[Start TASK INPUTS]

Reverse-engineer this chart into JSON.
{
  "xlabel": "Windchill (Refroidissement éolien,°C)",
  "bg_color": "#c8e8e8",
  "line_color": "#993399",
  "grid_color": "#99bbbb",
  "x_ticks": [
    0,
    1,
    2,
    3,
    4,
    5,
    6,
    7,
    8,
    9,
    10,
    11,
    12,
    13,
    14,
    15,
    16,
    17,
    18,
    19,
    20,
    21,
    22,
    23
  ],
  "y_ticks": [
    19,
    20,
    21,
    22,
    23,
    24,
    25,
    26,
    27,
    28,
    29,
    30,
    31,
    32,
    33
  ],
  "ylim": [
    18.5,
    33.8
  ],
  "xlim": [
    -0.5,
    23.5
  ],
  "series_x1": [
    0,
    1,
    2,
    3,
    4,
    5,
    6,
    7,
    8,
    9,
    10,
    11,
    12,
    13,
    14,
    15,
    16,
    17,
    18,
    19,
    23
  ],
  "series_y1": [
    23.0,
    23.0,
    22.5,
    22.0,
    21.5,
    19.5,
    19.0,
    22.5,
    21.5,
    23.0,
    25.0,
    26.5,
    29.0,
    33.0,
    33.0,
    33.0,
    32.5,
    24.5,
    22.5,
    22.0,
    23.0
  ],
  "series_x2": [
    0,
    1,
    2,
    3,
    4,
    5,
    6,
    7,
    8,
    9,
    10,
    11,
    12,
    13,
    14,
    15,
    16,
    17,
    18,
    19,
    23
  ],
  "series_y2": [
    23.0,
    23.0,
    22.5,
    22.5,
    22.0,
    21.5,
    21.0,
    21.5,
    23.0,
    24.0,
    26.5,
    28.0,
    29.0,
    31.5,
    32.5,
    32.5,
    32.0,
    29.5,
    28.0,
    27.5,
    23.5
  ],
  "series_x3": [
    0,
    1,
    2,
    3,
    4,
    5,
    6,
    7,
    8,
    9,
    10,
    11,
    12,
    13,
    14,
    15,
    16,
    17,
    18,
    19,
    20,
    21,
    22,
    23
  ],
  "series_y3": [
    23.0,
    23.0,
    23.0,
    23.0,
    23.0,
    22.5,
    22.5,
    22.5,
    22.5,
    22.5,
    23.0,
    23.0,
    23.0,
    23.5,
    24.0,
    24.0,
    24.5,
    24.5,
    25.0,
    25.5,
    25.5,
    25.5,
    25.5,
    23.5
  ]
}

[End TASK INPUTS]

▸ SET PROBLEM
Exactly as they are written, print the entries again.

▸ EXERCISE RESULT
Reverse-engineer this chart into JSON.
{
  "xlabel": "Windchill (Refroidissement éolien,°C)",
  "bg_color": "#c8e8e8",
  "line_color": "#993399",
  "grid_color": "#99bbbb",
  "x_ticks": [
    0,
    1,
    2,
    3,
    4,
    5,
    6,
    7,
    8,
    9,
    10,
    11,
    12,
    13,
    14,
    15,
    16,
    17,
    18,
    19,
    20,
    21,
    22,
    23
  ],
  "y_ticks": [
    19,
    20,
    21,
    22,
    23,
    24,
    25,
    26,
    27,
    28,
    29,
    30,
    31,
    32,
    33
  ],
  "ylim": [
    18.5,
    33.8
  ],
  "xlim": [
    -0.5,
    23.5
  ],
  "series_x1": [
    0,
    1,
    2,
    3,
    4,
    5,
    6,
    7,
    8,
    9,
    10,
    11,
    12,
    13,
    14,
    15,
    16,
    17,
    18,
    19,
    23
  ],
  "series_y1": [
    23.0,
    23.0,
    22.5,
    22.0,
    21.5,
    19.5,
    19.0,
    22.5,
    21.5,
    23.0,
    25.0,
    26.5,
    29.0,
    33.0,
    33.0,
    33.0,
    32.5,
    24.5,
    22.5,
    22.0,
    23.0
  ],
  "series_x2": [
    0,
    1,
    2,
    3,
    4,
    5,
    6,
    7,
    8,
    9,
    10,
    11,
    12,
    13,
    14,
    15,
    16,
    17,
    18,
    19,
    23
  ],
  "series_y2": [
    23.0,
    23.0,
    22.5,
    22.5,
    22.0,
    21.5,
    21.0,
    21.5,
    23.0,
    24.0,
    26.5,
    28.0,
    29.0,
    31.5,
    32.5,
    32.5,
    32.0,
    29.5,
    28.0,
    27.5,
    23.5
  ],
  "series_x3": [
    0,
    1,
    2,
    3,
    4,
    5,
    6,
    7,
    8,
    9,
    10,
    11,
    12,
    13,
    14,
    15,
    16,
    17,
    18,
    19,
    20,
    21,
    22,
    23
  ],
  "series_y3": [
    23.0,
    23.0,
    23.0,
    23.0,
    23.0,
    22.5,
    22.5,
    22.5,
    22.5,
    22.5,
    23.0,
    23.0,
    23.0,
    23.5,
    24.0,
    24.0,
    24.5,
    24.5,
    25.0,
    25.5,
    25.5,
    25.5,
    25.5,
    23.5
  ]
}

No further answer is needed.